◆ **Problem to work on**
Every line below that contains "particle" is to be copied.

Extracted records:
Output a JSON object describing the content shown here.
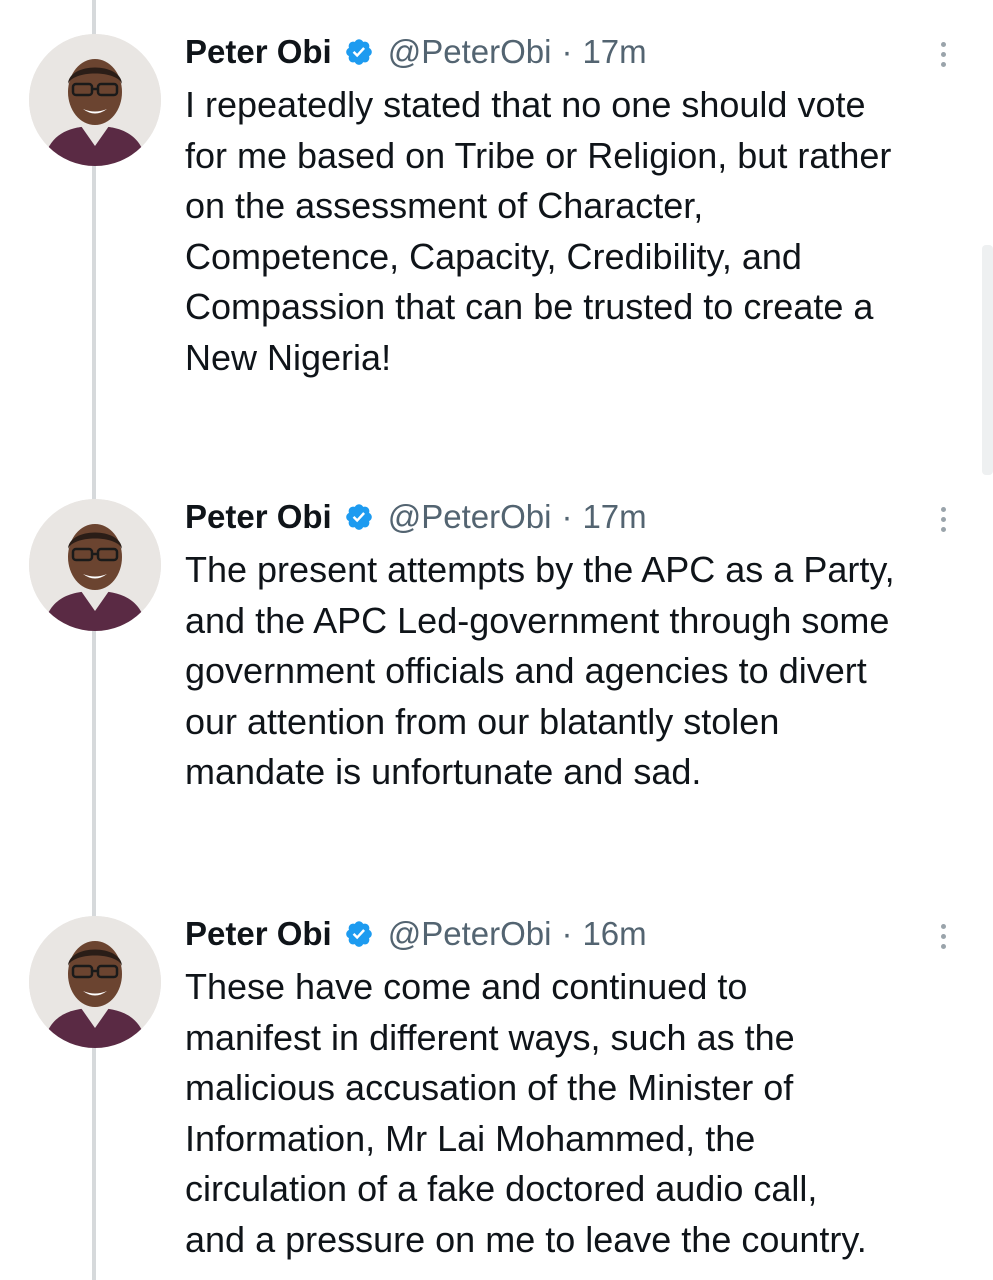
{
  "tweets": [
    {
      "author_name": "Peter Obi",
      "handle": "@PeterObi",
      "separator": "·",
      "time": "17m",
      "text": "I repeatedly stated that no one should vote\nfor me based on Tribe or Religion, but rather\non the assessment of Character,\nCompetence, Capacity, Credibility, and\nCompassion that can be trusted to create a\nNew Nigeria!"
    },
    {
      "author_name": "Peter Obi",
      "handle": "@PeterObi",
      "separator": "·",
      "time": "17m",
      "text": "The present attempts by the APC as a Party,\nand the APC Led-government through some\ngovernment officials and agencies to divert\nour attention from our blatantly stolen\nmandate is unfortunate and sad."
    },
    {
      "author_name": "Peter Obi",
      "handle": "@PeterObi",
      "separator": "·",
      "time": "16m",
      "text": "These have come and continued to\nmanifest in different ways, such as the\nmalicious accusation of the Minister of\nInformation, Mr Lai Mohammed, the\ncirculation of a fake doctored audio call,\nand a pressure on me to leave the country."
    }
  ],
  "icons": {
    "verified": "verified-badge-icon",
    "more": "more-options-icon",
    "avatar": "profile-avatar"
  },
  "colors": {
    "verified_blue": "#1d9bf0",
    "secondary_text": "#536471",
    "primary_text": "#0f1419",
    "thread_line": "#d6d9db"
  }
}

...

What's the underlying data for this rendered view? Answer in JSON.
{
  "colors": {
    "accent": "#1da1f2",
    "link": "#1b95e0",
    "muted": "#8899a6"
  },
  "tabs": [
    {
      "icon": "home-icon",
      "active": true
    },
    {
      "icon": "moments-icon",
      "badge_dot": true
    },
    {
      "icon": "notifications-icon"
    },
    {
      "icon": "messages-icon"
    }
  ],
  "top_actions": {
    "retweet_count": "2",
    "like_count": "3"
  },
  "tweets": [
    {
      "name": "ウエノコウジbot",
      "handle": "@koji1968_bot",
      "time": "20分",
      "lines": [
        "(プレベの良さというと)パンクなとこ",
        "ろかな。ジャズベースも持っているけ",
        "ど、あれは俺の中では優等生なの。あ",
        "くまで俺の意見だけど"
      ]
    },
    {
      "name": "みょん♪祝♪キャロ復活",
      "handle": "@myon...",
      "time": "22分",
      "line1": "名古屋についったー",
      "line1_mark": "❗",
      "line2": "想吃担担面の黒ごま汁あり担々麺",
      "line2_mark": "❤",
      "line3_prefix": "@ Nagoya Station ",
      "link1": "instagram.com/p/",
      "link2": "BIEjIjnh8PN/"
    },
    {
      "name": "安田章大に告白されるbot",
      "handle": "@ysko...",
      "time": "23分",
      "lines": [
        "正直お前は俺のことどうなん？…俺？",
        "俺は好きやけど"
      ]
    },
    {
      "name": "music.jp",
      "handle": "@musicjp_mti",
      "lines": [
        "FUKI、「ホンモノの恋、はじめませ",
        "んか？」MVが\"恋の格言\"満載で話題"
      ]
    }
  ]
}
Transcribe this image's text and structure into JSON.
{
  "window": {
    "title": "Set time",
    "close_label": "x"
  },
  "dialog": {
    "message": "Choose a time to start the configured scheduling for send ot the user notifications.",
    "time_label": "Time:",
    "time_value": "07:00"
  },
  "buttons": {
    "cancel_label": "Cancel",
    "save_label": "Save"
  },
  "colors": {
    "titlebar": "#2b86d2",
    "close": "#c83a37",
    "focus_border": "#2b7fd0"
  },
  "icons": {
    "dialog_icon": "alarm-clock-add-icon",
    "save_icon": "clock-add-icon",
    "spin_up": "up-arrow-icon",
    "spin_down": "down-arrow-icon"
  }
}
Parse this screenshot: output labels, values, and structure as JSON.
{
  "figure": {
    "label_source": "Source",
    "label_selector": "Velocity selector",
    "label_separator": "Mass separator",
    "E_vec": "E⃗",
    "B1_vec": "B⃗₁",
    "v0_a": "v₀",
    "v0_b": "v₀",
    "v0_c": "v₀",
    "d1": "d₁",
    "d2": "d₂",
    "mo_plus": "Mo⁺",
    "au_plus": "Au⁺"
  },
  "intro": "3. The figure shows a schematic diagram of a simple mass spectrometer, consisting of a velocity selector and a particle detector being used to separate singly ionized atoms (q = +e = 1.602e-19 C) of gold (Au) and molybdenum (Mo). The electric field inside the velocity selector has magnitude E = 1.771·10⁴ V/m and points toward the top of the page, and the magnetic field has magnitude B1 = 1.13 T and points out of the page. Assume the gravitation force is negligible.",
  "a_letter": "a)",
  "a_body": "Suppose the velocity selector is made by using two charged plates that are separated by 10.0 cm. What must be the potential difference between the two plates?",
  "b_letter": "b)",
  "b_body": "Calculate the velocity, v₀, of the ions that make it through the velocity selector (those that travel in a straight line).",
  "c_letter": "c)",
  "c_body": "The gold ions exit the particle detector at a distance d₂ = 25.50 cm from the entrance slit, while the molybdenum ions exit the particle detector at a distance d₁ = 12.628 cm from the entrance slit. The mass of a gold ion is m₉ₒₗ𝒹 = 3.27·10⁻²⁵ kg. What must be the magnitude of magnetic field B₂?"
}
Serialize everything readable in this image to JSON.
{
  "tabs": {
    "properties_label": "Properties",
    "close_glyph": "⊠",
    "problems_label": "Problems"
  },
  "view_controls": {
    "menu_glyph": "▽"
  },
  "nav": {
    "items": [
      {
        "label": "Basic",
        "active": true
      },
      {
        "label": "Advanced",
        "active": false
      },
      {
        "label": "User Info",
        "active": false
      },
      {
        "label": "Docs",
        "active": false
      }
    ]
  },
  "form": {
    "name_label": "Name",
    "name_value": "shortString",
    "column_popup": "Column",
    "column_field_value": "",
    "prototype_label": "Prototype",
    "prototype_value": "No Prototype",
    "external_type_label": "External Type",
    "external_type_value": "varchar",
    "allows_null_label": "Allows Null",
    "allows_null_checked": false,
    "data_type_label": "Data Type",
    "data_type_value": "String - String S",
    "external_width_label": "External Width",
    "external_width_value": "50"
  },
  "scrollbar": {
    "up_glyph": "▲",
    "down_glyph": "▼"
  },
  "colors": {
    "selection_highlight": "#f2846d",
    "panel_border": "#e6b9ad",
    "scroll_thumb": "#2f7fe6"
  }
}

◆ **Solved problem**
  "intro": "3. The figure shows a schematic diagram of a simple mass spectrometer, consisting of a velocity selector and a particle detector being used to separate singly ionized atoms (q = +e = 1.602e-19 C) of gold (Au) and molybdenum (Mo). The electric field inside the velocity selector has magnitude E = 1.771·10⁴ V/m and points toward the top of the page, and the magnetic field has magnitude B1 = 1.13 T and points out of the page. Assume the gravitation force is negligible.",
  "c_body": "The gold ions exit the particle detector at a distance d₂ = 25.50 cm from the entrance slit, while the molybdenum ions exit the particle detector at a distance d₁ = 12.628 cm from the entrance slit. The mass of a gold ion is m₉ₒₗ𝒹 = 3.27·10⁻²⁵ kg. What must be the magnitude of magnetic field B₂?"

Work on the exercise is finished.